### GIVEN PROBLEM
Search the entries below. Return every line that has "color" in it.

Dataset rows
>>>>>

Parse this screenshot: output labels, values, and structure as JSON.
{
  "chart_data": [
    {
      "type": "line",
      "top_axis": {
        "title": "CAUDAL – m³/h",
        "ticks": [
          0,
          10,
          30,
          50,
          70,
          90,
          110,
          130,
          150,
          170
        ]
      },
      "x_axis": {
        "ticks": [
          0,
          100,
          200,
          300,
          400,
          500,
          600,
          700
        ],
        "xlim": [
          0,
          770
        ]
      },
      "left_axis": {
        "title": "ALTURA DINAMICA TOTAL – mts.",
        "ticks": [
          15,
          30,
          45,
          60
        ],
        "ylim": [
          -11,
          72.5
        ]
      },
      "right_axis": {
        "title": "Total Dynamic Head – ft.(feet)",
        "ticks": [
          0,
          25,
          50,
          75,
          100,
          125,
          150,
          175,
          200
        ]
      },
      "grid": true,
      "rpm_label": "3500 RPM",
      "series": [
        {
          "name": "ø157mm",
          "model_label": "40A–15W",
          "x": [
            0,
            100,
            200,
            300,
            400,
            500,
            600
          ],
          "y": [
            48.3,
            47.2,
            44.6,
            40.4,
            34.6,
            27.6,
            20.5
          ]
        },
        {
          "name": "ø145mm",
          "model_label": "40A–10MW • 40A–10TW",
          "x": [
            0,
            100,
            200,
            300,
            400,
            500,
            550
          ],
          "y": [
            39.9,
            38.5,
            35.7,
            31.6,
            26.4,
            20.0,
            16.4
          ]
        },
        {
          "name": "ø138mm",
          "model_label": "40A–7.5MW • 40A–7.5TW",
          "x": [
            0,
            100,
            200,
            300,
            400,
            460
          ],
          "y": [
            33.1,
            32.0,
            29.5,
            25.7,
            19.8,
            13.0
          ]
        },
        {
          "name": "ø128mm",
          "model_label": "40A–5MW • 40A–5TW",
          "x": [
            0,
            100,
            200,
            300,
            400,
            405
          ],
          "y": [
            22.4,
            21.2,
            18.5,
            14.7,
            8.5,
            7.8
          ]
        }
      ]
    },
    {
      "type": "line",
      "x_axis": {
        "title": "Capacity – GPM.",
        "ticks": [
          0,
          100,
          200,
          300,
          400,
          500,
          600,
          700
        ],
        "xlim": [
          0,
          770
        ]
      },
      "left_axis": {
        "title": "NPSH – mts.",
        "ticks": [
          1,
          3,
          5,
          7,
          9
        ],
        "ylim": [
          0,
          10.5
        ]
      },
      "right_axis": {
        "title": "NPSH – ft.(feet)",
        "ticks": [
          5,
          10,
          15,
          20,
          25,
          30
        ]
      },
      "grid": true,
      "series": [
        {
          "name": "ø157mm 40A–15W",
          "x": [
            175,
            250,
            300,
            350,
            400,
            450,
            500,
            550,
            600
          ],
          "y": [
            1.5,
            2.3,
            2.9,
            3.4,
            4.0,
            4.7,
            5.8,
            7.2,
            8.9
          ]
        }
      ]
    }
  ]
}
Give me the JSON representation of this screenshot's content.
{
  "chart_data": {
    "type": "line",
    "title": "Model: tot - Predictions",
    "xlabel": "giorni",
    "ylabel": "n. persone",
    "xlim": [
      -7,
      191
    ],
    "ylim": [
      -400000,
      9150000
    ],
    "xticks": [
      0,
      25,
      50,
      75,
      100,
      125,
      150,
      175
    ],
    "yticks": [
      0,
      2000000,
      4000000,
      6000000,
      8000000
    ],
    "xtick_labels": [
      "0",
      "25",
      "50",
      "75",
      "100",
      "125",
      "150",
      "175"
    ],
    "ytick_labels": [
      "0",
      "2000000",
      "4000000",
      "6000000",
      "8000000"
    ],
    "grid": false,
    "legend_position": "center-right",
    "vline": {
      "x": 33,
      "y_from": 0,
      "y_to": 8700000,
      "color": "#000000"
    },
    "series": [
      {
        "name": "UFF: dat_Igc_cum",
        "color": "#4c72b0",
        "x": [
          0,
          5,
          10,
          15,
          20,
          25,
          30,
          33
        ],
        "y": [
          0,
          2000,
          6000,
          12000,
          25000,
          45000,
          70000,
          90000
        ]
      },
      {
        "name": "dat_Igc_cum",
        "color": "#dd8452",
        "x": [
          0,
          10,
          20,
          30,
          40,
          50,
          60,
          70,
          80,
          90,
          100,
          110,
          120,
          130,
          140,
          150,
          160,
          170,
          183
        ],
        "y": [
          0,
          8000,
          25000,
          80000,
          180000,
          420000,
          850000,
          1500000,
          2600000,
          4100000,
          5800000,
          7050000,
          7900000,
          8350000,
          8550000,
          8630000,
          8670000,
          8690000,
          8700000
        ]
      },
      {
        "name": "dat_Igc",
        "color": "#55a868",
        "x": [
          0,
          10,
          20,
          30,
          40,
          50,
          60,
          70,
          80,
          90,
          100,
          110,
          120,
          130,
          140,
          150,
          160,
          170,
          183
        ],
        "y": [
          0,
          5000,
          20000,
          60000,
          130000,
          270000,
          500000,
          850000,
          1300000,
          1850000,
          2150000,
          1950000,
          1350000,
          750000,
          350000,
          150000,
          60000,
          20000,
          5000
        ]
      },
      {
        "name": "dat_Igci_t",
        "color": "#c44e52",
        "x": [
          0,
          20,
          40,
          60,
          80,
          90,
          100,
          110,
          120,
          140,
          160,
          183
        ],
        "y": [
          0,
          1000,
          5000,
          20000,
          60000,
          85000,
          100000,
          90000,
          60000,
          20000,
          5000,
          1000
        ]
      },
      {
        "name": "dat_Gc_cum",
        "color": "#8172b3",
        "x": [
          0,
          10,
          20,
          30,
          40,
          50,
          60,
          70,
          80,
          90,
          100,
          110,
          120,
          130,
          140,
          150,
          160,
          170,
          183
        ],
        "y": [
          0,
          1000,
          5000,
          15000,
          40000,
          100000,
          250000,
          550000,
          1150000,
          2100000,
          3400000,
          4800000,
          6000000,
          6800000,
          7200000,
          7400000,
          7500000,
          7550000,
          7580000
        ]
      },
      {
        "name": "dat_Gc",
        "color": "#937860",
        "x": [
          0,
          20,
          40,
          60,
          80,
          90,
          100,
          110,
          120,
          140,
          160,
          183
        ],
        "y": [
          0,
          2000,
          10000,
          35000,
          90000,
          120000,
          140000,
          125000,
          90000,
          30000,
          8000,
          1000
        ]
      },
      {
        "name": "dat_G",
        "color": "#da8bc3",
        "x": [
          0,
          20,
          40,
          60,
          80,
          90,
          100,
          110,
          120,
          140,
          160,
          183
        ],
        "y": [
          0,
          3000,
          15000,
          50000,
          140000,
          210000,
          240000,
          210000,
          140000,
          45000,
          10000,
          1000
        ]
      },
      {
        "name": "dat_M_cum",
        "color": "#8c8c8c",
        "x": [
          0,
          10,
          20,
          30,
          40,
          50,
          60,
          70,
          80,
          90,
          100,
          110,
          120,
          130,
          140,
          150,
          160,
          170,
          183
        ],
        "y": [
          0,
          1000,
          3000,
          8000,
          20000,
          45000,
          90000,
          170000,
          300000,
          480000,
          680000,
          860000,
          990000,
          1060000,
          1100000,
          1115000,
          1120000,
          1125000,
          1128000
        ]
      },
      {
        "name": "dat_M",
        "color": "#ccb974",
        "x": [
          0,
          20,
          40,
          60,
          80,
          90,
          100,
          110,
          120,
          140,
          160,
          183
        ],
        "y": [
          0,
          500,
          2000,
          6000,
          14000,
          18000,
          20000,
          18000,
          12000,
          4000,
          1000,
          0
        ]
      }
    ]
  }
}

<<<<<

### SOLUTION BELOW
      "color": "#000000"
        "color": "#4c72b0",
        "color": "#dd8452",
        "color": "#55a868",
        "color": "#c44e52",
        "color": "#8172b3",
        "color": "#937860",
        "color": "#da8bc3",
        "color": "#8c8c8c",
        "color": "#ccb974",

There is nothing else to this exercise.